==== RECORDS PROVIDED
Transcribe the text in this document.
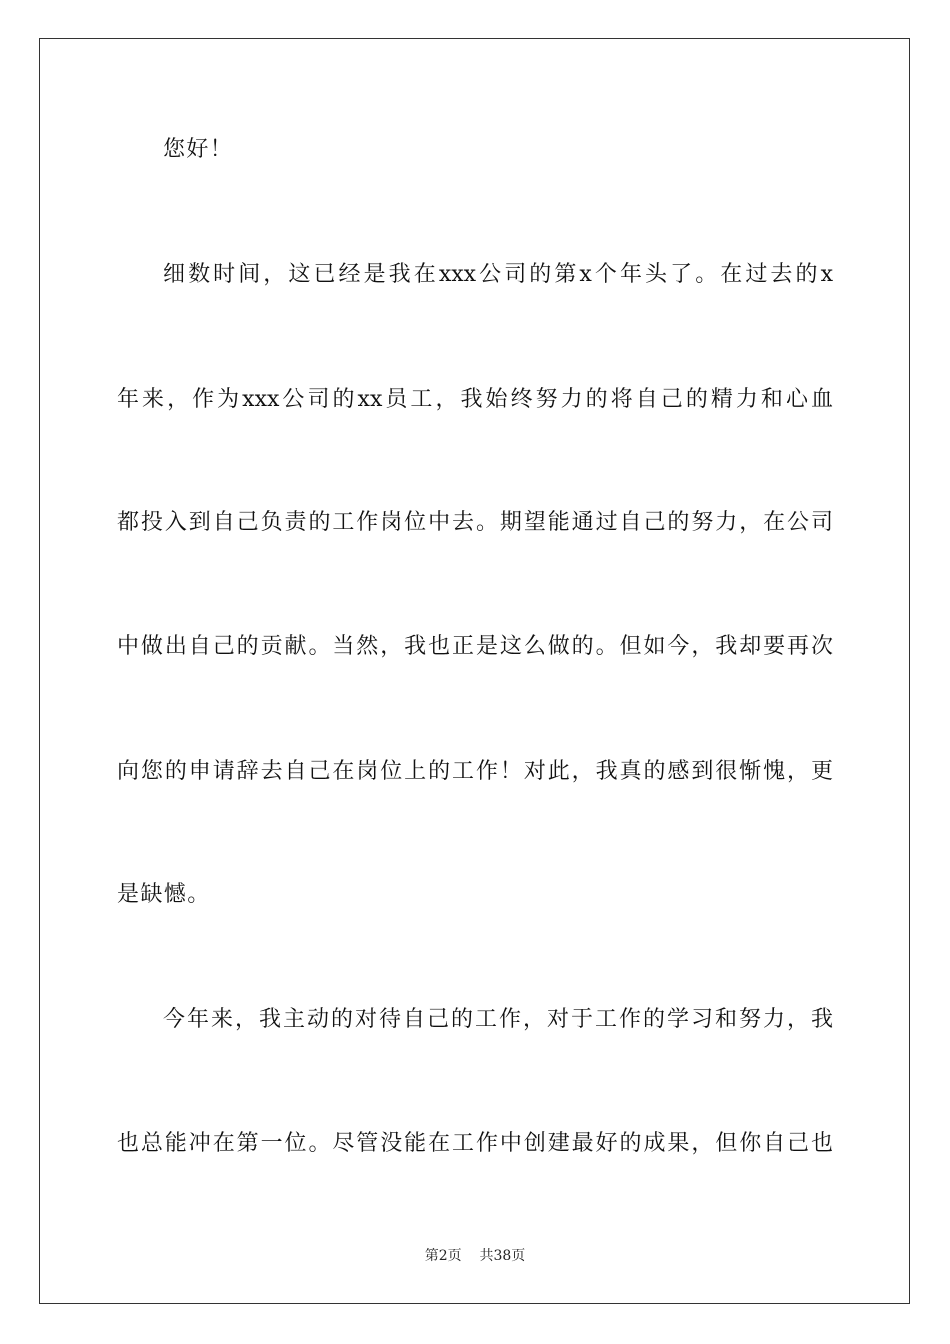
您好！
细数时间，这已经是我在xxx公司的第x个年头了。在过去的x
年来，作为xxx公司的xx员工，我始终努力的将自己的精力和心血
都投入到自己负责的工作岗位中去。期望能通过自己的努力，在公司
中做出自己的贡献。当然，我也正是这么做的。但如今，我却要再次
向您的申请辞去自己在岗位上的工作！对此，我真的感到很惭愧，更
是缺憾。
今年来，我主动的对待自己的工作，对于工作的学习和努力，我
也总能冲在第一位。尽管没能在工作中创建最好的成果，但你自己也
第2页 共38页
========
Each line in the records above should be reproduced exactly; images are not copied.

TASK RESULT ->
Transcribe the text in this document.
您好！
细数时间，这已经是我在xxx公司的第x个年头了。在过去的x
年来，作为xxx公司的xx员工，我始终努力的将自己的精力和心血
都投入到自己负责的工作岗位中去。期望能通过自己的努力，在公司
中做出自己的贡献。当然，我也正是这么做的。但如今，我却要再次
向您的申请辞去自己在岗位上的工作！对此，我真的感到很惭愧，更
是缺憾。
今年来，我主动的对待自己的工作，对于工作的学习和努力，我
也总能冲在第一位。尽管没能在工作中创建最好的成果，但你自己也
第2页 共38页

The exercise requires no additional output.